■ **AIM OF THE TASK**
Reproduce the full listing that appears beneath this instruction exactly.

[Dataset entries]
......

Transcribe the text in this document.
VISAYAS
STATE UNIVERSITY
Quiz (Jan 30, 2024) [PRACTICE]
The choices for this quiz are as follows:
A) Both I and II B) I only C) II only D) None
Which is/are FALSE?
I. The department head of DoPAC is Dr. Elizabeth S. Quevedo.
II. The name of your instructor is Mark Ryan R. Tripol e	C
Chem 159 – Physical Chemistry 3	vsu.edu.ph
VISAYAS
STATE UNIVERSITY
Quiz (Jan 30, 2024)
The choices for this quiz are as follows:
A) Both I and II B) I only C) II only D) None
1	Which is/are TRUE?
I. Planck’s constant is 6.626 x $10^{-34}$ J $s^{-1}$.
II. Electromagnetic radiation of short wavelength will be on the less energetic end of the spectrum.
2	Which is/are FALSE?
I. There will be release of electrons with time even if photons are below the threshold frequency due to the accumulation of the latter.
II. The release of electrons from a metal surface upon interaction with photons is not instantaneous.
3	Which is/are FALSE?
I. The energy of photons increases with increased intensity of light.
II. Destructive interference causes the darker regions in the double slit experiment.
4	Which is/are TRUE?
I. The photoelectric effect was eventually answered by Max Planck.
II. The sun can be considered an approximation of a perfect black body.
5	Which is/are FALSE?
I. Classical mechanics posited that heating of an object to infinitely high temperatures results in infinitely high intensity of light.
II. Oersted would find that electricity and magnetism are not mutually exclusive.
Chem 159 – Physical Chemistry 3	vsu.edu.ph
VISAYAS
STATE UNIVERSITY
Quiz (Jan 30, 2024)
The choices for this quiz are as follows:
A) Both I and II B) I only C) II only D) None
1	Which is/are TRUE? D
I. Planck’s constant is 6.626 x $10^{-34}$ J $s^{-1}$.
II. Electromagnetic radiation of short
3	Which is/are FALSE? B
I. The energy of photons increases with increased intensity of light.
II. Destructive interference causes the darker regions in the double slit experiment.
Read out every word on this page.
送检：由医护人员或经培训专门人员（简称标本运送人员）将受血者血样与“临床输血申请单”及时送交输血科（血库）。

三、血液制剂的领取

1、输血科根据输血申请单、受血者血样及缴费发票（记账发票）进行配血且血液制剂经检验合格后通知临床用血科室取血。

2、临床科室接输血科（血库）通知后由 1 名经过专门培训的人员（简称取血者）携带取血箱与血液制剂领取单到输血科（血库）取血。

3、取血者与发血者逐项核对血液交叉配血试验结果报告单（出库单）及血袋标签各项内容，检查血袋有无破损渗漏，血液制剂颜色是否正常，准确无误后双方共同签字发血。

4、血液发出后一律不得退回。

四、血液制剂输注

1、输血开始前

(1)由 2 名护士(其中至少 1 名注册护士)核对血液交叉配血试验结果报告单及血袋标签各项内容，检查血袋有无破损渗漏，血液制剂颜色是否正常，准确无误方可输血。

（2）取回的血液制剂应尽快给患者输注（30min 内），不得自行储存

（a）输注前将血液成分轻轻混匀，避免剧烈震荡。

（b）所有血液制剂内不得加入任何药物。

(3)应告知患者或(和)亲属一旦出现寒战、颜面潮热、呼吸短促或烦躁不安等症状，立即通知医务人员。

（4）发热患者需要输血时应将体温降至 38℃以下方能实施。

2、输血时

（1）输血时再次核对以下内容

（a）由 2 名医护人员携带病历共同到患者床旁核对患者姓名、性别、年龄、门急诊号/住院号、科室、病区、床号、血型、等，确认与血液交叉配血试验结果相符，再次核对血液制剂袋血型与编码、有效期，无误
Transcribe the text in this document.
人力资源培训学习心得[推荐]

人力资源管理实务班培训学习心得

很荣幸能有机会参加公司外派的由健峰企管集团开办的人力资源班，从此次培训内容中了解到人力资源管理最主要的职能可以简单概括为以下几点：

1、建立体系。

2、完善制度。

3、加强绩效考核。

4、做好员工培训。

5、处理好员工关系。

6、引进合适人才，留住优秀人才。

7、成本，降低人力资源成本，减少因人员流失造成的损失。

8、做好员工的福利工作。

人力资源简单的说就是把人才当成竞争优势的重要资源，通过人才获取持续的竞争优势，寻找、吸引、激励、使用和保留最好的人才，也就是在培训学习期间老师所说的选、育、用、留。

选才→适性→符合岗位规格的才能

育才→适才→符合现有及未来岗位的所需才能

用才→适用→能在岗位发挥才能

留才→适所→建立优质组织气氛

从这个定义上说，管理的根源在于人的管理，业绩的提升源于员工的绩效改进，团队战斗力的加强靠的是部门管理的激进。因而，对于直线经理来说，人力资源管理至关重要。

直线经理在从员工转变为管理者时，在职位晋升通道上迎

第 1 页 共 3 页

......

■ **ANSWER IN FULL**
Transcribe the text in this document.
VISAYAS
STATE UNIVERSITY
Quiz (Jan 30, 2024) [PRACTICE]
The choices for this quiz are as follows:
A) Both I and II B) I only C) II only D) None
Which is/are FALSE?
I. The department head of DoPAC is Dr. Elizabeth S. Quevedo.
II. The name of your instructor is Mark Ryan R. Tripol e	C
Chem 159 – Physical Chemistry 3	vsu.edu.ph
VISAYAS
STATE UNIVERSITY
Quiz (Jan 30, 2024)
The choices for this quiz are as follows:
A) Both I and II B) I only C) II only D) None
1	Which is/are TRUE?
I. Planck’s constant is 6.626 x $10^{-34}$ J $s^{-1}$.
II. Electromagnetic radiation of short wavelength will be on the less energetic end of the spectrum.
2	Which is/are FALSE?
I. There will be release of electrons with time even if photons are below the threshold frequency due to the accumulation of the latter.
II. The release of electrons from a metal surface upon interaction with photons is not instantaneous.
3	Which is/are FALSE?
I. The energy of photons increases with increased intensity of light.
II. Destructive interference causes the darker regions in the double slit experiment.
4	Which is/are TRUE?
I. The photoelectric effect was eventually answered by Max Planck.
II. The sun can be considered an approximation of a perfect black body.
5	Which is/are FALSE?
I. Classical mechanics posited that heating of an object to infinitely high temperatures results in infinitely high intensity of light.
II. Oersted would find that electricity and magnetism are not mutually exclusive.
Chem 159 – Physical Chemistry 3	vsu.edu.ph
VISAYAS
STATE UNIVERSITY
Quiz (Jan 30, 2024)
The choices for this quiz are as follows:
A) Both I and II B) I only C) II only D) None
1	Which is/are TRUE? D
I. Planck’s constant is 6.626 x $10^{-34}$ J $s^{-1}$.
II. Electromagnetic radiation of short
3	Which is/are FALSE? B
I. The energy of photons increases with increased intensity of light.
II. Destructive interference causes the darker regions in the double slit experiment.
Read out every word on this page.
送检：由医护人员或经培训专门人员（简称标本运送人员）将受血者血样与“临床输血申请单”及时送交输血科（血库）。

三、血液制剂的领取

1、输血科根据输血申请单、受血者血样及缴费发票（记账发票）进行配血且血液制剂经检验合格后通知临床用血科室取血。

2、临床科室接输血科（血库）通知后由 1 名经过专门培训的人员（简称取血者）携带取血箱与血液制剂领取单到输血科（血库）取血。

3、取血者与发血者逐项核对血液交叉配血试验结果报告单（出库单）及血袋标签各项内容，检查血袋有无破损渗漏，血液制剂颜色是否正常，准确无误后双方共同签字发血。

4、血液发出后一律不得退回。

四、血液制剂输注

1、输血开始前

(1)由 2 名护士(其中至少 1 名注册护士)核对血液交叉配血试验结果报告单及血袋标签各项内容，检查血袋有无破损渗漏，血液制剂颜色是否正常，准确无误方可输血。

（2）取回的血液制剂应尽快给患者输注（30min 内），不得自行储存

（a）输注前将血液成分轻轻混匀，避免剧烈震荡。

（b）所有血液制剂内不得加入任何药物。

(3)应告知患者或(和)亲属一旦出现寒战、颜面潮热、呼吸短促或烦躁不安等症状，立即通知医务人员。

（4）发热患者需要输血时应将体温降至 38℃以下方能实施。

2、输血时

（1）输血时再次核对以下内容

（a）由 2 名医护人员携带病历共同到患者床旁核对患者姓名、性别、年龄、门急诊号/住院号、科室、病区、床号、血型、等，确认与血液交叉配血试验结果相符，再次核对血液制剂袋血型与编码、有效期，无误
Transcribe the text in this document.
人力资源培训学习心得[推荐]

人力资源管理实务班培训学习心得

很荣幸能有机会参加公司外派的由健峰企管集团开办的人力资源班，从此次培训内容中了解到人力资源管理最主要的职能可以简单概括为以下几点：

1、建立体系。

2、完善制度。

3、加强绩效考核。

4、做好员工培训。

5、处理好员工关系。

6、引进合适人才，留住优秀人才。

7、成本，降低人力资源成本，减少因人员流失造成的损失。

8、做好员工的福利工作。

人力资源简单的说就是把人才当成竞争优势的重要资源，通过人才获取持续的竞争优势，寻找、吸引、激励、使用和保留最好的人才，也就是在培训学习期间老师所说的选、育、用、留。

选才→适性→符合岗位规格的才能

育才→适才→符合现有及未来岗位的所需才能

用才→适用→能在岗位发挥才能

留才→适所→建立优质组织气氛

从这个定义上说，管理的根源在于人的管理，业绩的提升源于员工的绩效改进，团队战斗力的加强靠的是部门管理的激进。因而，对于直线经理来说，人力资源管理至关重要。

直线经理在从员工转变为管理者时，在职位晋升通道上迎

第 1 页 共 3 页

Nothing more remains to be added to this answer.